## TESTO DA LEGGERE
In sintesi:
Gli effetti del CCNL 2022/2024 hanno già prodotto i loro danni, frutto delle scelte di chi decise di sottoscriverlo e renderlo valido all’epoca.
E grazie al nostro NO, oggi il quadro è cambiato:
1️⃣ Riallineamento delle scadenze contrattuali, per restituire coerenza temporale e continuità ai rinnovi.
2️⃣ Risorse economiche già stanziate nella Legge di Bilancio, che garantiscono la copertura per l’intero triennio 2025-2027.
3️⃣ Apertura del Governo su temi centrali posti dal sindacato, tra cui:
- la detassazione dei premi di produttività per i dipendenti pubblici;
- la riduzione dei tempi di erogazione del TFS/TFR;
- la revisione dell’IRPEF.
4️⃣ Avvio formale, a breve, del nuovo tavolo negoziale.
5️⃣ Sottoscrizione di una dichiarazione d’intenti tra UILPA e ARAN, con l’obiettivo di arrivare alla firma del CCNL 2025-2027 entro il 2026, valutando anche la possibilità di anticipare la sola parte economica.
6️⃣ Rientro ai tavoli negoziali di ministero e pressione politica e sindacale affinché accordi come la “policy sul lavoro agile” al MEF non vengano più firmati senza un confronto vero, trasparente e partecipato.

## DATI DISPONIBILI
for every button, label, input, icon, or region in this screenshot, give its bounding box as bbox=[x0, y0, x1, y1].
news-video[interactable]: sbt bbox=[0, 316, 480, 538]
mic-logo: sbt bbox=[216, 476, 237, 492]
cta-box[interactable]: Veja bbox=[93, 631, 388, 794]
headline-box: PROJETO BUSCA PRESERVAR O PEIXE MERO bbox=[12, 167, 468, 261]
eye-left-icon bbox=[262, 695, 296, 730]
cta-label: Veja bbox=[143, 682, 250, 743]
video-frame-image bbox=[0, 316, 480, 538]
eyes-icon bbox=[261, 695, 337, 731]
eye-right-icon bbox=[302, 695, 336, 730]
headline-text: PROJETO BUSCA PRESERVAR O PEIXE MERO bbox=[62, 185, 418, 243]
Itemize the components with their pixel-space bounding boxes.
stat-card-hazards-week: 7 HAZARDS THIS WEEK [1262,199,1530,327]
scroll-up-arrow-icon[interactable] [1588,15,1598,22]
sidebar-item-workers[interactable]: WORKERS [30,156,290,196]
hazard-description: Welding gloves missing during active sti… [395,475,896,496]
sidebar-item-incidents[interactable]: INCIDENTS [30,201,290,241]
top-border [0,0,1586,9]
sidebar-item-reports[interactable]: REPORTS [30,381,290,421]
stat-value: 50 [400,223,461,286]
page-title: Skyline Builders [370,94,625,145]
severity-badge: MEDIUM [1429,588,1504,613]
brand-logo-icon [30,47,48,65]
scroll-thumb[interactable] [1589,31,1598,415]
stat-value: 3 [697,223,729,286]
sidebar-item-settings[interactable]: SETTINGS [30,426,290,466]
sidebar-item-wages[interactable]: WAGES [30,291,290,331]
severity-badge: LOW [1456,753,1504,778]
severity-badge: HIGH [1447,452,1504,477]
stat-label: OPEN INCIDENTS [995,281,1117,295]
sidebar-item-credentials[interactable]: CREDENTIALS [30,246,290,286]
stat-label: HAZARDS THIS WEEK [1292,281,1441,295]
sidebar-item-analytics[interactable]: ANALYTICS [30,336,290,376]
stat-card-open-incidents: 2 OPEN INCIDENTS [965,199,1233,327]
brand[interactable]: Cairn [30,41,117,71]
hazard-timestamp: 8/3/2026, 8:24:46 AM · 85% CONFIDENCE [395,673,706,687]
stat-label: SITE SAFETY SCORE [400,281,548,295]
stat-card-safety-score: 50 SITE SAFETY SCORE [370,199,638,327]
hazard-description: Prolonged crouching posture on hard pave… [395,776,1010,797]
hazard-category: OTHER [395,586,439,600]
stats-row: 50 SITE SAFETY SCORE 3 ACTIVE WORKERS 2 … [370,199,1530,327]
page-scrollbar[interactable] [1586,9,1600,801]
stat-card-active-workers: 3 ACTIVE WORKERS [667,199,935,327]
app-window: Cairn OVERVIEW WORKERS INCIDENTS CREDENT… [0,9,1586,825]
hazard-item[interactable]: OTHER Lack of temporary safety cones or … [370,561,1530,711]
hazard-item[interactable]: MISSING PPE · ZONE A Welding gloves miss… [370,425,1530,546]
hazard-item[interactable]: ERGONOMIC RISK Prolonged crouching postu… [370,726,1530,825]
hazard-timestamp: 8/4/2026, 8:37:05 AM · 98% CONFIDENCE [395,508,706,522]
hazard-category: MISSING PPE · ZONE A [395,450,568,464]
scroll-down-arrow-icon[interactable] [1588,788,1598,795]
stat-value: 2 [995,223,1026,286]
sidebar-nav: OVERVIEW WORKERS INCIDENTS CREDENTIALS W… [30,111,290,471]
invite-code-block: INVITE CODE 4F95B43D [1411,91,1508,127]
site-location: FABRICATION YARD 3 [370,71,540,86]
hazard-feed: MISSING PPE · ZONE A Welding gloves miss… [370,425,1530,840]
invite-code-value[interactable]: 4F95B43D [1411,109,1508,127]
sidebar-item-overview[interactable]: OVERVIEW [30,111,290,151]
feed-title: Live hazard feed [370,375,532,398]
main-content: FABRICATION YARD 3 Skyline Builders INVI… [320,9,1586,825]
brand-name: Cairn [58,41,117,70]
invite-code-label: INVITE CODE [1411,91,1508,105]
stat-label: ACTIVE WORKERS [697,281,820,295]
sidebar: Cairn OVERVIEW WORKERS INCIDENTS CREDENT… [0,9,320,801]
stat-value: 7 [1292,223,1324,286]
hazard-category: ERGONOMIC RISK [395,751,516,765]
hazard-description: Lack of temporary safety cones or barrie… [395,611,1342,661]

## CONSEGNE
1. Elenca i temi centrali posti dal sindacato su cui, secondo il testo da leggere, il Governo si è aperto.
2. Rispondi alle domande sul testo da leggere.
(a) Per quale triennio le risorse stanziate nella Legge di Bilancio garantiscono la copertura?
(b) Tra chi viene sottoscritta la dichiarazione d'intenti?
(c) Quale accordo firmato al MEF viene citato?
3. Secondo il testo da leggere, a che cosa serve il riallineamento delle scadenze contrattuali?

## SOLUZIONI
1.
- La detassazione dei premi di produttività per i dipendenti pubblici
- La riduzione dei tempi di erogazione del TFS/TFR
- La revisione dell'IRPEF

2.
(a) Il triennio 2025-2027.
(b) Tra UILPA e ARAN.
(c) La "policy sul lavoro agile".

3. Serve a restituire coerenza temporale e continuità ai rinnovi.